[REQUEST]:
Repeat the whole of the data, keeping every detail the same.

[PROVIDED RECORDS]:
· · · · ·

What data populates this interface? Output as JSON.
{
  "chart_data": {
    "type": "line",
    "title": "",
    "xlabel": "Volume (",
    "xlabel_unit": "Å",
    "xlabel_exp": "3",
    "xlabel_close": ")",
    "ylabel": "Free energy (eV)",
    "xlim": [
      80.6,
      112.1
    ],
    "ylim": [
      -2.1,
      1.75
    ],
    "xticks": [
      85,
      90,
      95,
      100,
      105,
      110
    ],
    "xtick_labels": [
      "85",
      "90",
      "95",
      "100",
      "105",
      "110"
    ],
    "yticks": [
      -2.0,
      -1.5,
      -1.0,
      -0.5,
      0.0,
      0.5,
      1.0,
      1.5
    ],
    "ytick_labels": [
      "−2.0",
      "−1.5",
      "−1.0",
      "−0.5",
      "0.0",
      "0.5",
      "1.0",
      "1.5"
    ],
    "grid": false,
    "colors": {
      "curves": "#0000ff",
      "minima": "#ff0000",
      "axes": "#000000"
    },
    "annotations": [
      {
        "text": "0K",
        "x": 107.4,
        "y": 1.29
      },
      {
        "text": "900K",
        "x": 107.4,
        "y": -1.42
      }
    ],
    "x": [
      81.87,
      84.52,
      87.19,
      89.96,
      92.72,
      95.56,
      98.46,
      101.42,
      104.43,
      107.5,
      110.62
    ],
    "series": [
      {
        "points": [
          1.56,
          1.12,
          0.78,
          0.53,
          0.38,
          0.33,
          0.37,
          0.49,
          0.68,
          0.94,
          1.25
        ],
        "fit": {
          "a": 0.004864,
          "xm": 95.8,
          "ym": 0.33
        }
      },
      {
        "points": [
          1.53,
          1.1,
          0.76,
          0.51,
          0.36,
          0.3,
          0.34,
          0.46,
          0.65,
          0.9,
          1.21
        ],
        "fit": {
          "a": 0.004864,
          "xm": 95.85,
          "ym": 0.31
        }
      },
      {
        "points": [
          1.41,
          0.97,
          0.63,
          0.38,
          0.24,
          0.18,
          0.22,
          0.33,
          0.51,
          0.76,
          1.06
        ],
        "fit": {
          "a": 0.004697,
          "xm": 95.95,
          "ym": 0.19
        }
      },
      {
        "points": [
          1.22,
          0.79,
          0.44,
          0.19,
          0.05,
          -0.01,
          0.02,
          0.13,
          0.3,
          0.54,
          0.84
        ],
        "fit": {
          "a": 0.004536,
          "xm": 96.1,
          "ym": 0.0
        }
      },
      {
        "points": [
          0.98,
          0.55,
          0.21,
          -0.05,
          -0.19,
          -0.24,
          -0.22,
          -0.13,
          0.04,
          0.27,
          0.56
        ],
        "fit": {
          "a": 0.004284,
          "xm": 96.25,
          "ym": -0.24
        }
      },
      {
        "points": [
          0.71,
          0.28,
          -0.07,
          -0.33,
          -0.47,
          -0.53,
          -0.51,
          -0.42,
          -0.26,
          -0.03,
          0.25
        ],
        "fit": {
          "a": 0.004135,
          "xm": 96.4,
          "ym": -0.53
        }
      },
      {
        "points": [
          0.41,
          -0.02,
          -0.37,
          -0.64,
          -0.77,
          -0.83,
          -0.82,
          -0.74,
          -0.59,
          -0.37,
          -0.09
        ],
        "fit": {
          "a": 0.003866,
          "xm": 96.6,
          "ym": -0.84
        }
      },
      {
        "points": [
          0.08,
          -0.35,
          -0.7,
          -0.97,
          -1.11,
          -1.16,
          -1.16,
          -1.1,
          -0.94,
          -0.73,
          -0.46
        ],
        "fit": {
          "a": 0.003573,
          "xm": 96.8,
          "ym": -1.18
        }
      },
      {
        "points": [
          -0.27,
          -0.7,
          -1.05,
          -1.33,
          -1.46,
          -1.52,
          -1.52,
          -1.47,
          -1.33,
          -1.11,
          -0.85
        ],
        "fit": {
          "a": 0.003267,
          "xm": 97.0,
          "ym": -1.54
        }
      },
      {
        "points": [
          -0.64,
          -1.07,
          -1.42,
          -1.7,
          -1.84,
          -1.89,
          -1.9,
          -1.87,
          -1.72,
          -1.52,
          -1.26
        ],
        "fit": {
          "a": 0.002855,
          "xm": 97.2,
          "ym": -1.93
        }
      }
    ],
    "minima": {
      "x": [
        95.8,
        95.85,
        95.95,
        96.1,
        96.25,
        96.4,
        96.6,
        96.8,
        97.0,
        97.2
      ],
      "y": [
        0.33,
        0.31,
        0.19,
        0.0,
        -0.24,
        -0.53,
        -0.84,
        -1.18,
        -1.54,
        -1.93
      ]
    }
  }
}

· · · · ·

[RESULT OF THIS TASK]:
What data populates this interface? Output as JSON.
{
  "chart_data": {
    "type": "line",
    "title": "",
    "xlabel": "Volume (",
    "xlabel_unit": "Å",
    "xlabel_exp": "3",
    "xlabel_close": ")",
    "ylabel": "Free energy (eV)",
    "xlim": [
      80.6,
      112.1
    ],
    "ylim": [
      -2.1,
      1.75
    ],
    "xticks": [
      85,
      90,
      95,
      100,
      105,
      110
    ],
    "xtick_labels": [
      "85",
      "90",
      "95",
      "100",
      "105",
      "110"
    ],
    "yticks": [
      -2.0,
      -1.5,
      -1.0,
      -0.5,
      0.0,
      0.5,
      1.0,
      1.5
    ],
    "ytick_labels": [
      "−2.0",
      "−1.5",
      "−1.0",
      "−0.5",
      "0.0",
      "0.5",
      "1.0",
      "1.5"
    ],
    "grid": false,
    "colors": {
      "curves": "#0000ff",
      "minima": "#ff0000",
      "axes": "#000000"
    },
    "annotations": [
      {
        "text": "0K",
        "x": 107.4,
        "y": 1.29
      },
      {
        "text": "900K",
        "x": 107.4,
        "y": -1.42
      }
    ],
    "x": [
      81.87,
      84.52,
      87.19,
      89.96,
      92.72,
      95.56,
      98.46,
      101.42,
      104.43,
      107.5,
      110.62
    ],
    "series": [
      {
        "points": [
          1.56,
          1.12,
          0.78,
          0.53,
          0.38,
          0.33,
          0.37,
          0.49,
          0.68,
          0.94,
          1.25
        ],
        "fit": {
          "a": 0.004864,
          "xm": 95.8,
          "ym": 0.33
        }
      },
      {
        "points": [
          1.53,
          1.1,
          0.76,
          0.51,
          0.36,
          0.3,
          0.34,
          0.46,
          0.65,
          0.9,
          1.21
        ],
        "fit": {
          "a": 0.004864,
          "xm": 95.85,
          "ym": 0.31
        }
      },
      {
        "points": [
          1.41,
          0.97,
          0.63,
          0.38,
          0.24,
          0.18,
          0.22,
          0.33,
          0.51,
          0.76,
          1.06
        ],
        "fit": {
          "a": 0.004697,
          "xm": 95.95,
          "ym": 0.19
        }
      },
      {
        "points": [
          1.22,
          0.79,
          0.44,
          0.19,
          0.05,
          -0.01,
          0.02,
          0.13,
          0.3,
          0.54,
          0.84
        ],
        "fit": {
          "a": 0.004536,
          "xm": 96.1,
          "ym": 0.0
        }
      },
      {
        "points": [
          0.98,
          0.55,
          0.21,
          -0.05,
          -0.19,
          -0.24,
          -0.22,
          -0.13,
          0.04,
          0.27,
          0.56
        ],
        "fit": {
          "a": 0.004284,
          "xm": 96.25,
          "ym": -0.24
        }
      },
      {
        "points": [
          0.71,
          0.28,
          -0.07,
          -0.33,
          -0.47,
          -0.53,
          -0.51,
          -0.42,
          -0.26,
          -0.03,
          0.25
        ],
        "fit": {
          "a": 0.004135,
          "xm": 96.4,
          "ym": -0.53
        }
      },
      {
        "points": [
          0.41,
          -0.02,
          -0.37,
          -0.64,
          -0.77,
          -0.83,
          -0.82,
          -0.74,
          -0.59,
          -0.37,
          -0.09
        ],
        "fit": {
          "a": 0.003866,
          "xm": 96.6,
          "ym": -0.84
        }
      },
      {
        "points": [
          0.08,
          -0.35,
          -0.7,
          -0.97,
          -1.11,
          -1.16,
          -1.16,
          -1.1,
          -0.94,
          -0.73,
          -0.46
        ],
        "fit": {
          "a": 0.003573,
          "xm": 96.8,
          "ym": -1.18
        }
      },
      {
        "points": [
          -0.27,
          -0.7,
          -1.05,
          -1.33,
          -1.46,
          -1.52,
          -1.52,
          -1.47,
          -1.33,
          -1.11,
          -0.85
        ],
        "fit": {
          "a": 0.003267,
          "xm": 97.0,
          "ym": -1.54
        }
      },
      {
        "points": [
          -0.64,
          -1.07,
          -1.42,
          -1.7,
          -1.84,
          -1.89,
          -1.9,
          -1.87,
          -1.72,
          -1.52,
          -1.26
        ],
        "fit": {
          "a": 0.002855,
          "xm": 97.2,
          "ym": -1.93
        }
      }
    ],
    "minima": {
      "x": [
        95.8,
        95.85,
        95.95,
        96.1,
        96.25,
        96.4,
        96.6,
        96.8,
        97.0,
        97.2
      ],
      "y": [
        0.33,
        0.31,
        0.19,
        0.0,
        -0.24,
        -0.53,
        -0.84,
        -1.18,
        -1.54,
        -1.93
      ]
    }
  }
}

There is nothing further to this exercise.